| Task details |
Can you print the stretch of the prostate cancer passage from "Prostate cancer progresses" through "of the cancer.", word for word?

| Reading passage |

Prostate cancer progresses slowly in most patients, with long windows of curability. About 85%–90% of prostate cancer patients with a Gleason score of 6 or less have “insignificant” prostate cancer, which is not destined to cause morbidity or mortality during a patient's lifetime. Only 4%-8% of cancers with a Gleason score of 6 or less will progress to high-grade cancer after 8 years, he said. And even then, only some patients will die of the cancer.
Dr. Klotz suggested that doctors should consider “watchful waiting” more often in good-risk prostate cancer patients—those with a Gleason score of 6 or less, PSA level of 10.0 or less, and T1c-T2a tumor grade.
He and his associates followed 299 patients with clinically localized prostate cancer (Gleason score of 7 or less, stage T1b-T2b, and PSA level of 15.0 ng/mL or less). The patients were seen every 3 months for 2 years and then every 6 months thereafter, waiting for either an increase in PSA level, clinical progression, or histologic upgrade on repeat biopsy before implementing appropriate treatment.
The median PSA doubling time in the cohort was 7 years. About 22% had a doubling time of less than 3 years, and 42% had a doubling time of more than 10 years. Only two patients died from prostate cancer, each at 5 years after diagnosis, which “implies that both had incurable disease at diagnosis,” he said. Overall, two-thirds of the patients remain free from progression.
Rapid PSA progression has generally been defined as a doubling time of less than 3 years. Some researchers have found that a PSA velocity of more than 2.0 ng/mL per year corresponds to disease progression (N. Engl. J. Med. 2004;351:125–35).
The intervention criteria on a program of watchful waiting or “active surveillance” should include PSA doubling time or grade progression, Dr. Klotz advised. (See box.)

[Saved data entries]
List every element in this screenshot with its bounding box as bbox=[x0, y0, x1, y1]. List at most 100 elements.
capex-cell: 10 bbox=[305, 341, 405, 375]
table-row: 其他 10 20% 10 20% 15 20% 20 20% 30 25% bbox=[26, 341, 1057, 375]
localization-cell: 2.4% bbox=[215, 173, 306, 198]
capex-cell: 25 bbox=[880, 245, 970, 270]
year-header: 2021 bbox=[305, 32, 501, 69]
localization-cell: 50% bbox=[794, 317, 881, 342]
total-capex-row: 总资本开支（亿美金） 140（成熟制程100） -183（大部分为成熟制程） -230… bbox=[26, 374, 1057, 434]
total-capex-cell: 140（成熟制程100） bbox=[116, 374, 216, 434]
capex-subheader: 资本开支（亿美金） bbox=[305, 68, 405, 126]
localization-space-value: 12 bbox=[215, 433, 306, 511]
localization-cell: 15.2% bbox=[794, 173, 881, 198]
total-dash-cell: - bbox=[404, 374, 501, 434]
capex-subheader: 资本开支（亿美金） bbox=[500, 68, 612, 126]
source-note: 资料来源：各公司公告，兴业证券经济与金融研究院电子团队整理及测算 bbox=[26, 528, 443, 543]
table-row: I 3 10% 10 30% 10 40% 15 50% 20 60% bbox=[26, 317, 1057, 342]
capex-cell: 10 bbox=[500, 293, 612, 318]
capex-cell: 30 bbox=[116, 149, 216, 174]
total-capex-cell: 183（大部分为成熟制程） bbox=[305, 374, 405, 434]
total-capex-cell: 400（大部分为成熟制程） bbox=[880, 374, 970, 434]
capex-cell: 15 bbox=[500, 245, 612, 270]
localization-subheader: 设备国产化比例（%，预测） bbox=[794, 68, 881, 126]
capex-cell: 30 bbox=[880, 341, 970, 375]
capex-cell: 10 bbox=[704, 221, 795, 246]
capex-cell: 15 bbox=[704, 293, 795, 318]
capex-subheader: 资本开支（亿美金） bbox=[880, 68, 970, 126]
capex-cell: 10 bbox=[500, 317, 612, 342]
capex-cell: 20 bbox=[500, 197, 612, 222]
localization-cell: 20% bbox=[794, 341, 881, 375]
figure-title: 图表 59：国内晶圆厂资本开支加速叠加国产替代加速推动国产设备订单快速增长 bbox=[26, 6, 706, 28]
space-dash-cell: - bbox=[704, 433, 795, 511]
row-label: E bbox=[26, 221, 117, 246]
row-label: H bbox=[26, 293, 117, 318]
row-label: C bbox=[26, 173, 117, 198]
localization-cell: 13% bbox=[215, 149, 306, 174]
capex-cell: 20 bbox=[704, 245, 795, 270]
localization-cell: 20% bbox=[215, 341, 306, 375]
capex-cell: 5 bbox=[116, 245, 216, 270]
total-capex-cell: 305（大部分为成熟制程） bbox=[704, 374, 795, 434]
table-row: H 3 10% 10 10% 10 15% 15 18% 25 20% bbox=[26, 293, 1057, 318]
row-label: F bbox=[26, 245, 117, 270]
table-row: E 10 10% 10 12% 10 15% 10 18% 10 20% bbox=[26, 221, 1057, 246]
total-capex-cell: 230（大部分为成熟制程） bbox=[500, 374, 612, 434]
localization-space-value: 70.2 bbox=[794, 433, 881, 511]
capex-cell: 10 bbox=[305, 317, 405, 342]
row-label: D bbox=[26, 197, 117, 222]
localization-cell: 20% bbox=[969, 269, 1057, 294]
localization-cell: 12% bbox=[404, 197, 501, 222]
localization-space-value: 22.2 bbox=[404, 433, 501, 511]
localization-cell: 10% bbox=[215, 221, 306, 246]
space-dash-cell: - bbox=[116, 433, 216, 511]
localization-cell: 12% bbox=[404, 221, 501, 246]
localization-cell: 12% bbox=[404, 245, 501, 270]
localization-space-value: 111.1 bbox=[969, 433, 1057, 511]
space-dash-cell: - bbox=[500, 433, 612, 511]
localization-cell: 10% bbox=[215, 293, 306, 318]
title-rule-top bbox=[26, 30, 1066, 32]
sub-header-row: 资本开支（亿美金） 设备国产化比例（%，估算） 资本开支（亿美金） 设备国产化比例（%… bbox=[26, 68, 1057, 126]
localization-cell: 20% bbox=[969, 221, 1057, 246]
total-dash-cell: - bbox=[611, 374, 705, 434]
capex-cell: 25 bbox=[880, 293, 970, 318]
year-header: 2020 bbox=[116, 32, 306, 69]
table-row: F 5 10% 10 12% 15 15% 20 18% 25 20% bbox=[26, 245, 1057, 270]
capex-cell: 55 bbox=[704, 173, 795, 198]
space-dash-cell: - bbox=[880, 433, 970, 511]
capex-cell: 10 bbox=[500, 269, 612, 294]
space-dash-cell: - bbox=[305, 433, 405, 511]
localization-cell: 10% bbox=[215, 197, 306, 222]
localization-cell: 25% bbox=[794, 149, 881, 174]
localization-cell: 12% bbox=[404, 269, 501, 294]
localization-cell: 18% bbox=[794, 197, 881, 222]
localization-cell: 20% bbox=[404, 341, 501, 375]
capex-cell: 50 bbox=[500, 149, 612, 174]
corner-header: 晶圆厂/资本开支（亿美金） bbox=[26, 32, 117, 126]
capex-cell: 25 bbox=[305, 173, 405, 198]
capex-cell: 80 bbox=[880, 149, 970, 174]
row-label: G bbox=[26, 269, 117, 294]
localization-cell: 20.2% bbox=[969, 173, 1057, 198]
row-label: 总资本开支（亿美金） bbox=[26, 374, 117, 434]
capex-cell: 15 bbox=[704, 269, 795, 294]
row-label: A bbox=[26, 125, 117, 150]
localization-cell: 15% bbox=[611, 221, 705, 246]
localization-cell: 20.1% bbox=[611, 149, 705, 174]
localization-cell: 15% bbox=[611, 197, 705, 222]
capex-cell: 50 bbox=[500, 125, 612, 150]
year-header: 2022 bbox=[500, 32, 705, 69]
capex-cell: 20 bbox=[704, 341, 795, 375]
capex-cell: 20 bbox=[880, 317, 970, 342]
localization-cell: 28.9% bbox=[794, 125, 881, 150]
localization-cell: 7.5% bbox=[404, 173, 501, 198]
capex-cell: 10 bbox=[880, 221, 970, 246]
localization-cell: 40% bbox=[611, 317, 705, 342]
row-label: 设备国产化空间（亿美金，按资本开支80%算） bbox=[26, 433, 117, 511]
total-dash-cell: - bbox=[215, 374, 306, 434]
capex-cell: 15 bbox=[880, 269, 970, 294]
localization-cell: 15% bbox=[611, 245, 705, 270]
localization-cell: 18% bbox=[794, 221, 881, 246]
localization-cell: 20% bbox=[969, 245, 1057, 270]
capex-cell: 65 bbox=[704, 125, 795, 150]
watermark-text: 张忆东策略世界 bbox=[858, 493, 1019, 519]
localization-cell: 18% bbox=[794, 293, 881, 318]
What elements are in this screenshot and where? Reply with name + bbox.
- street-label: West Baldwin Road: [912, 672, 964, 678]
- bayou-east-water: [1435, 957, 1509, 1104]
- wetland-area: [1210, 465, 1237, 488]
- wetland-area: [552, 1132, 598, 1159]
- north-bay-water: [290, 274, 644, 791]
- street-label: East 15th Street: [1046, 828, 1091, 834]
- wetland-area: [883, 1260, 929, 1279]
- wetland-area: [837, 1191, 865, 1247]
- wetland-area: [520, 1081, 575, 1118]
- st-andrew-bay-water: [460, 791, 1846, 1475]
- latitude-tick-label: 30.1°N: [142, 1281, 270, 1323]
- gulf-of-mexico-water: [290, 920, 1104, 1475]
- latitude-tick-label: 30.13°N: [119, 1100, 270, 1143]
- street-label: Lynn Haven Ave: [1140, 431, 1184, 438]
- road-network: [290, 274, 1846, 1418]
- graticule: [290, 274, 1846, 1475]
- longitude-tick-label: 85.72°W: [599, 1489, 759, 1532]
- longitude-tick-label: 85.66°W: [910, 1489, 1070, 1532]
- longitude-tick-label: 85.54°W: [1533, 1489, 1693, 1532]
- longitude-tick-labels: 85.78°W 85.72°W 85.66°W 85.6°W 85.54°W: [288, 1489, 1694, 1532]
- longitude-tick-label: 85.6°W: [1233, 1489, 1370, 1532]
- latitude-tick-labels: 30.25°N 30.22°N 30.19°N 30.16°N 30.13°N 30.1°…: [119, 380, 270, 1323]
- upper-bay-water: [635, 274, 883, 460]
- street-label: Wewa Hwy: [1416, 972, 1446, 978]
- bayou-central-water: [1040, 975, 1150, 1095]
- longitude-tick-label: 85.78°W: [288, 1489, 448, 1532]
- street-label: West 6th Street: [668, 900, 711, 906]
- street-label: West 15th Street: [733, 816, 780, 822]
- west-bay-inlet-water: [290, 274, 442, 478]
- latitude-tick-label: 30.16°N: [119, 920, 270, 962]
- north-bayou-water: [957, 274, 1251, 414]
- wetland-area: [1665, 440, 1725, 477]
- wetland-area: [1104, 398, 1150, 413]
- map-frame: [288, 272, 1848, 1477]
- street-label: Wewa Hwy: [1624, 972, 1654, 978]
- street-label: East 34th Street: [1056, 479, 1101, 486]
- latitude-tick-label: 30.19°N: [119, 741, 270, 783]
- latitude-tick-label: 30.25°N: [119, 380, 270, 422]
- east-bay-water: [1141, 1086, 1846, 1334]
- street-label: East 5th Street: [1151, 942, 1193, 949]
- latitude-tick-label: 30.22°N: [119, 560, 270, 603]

| The answer |
Prostate cancer progresses slowly in most patients, with long windows of curability. About 85%–90% of prostate cancer patients with a Gleason score of 6 or less have “insignificant” prostate cancer, which is not destined to cause morbidity or mortality during a patient's lifetime. Only 4%-8% of cancers with a Gleason score of 6 or less will progress to high-grade cancer after 8 years, he said. And even then, only some patients will die of the cancer.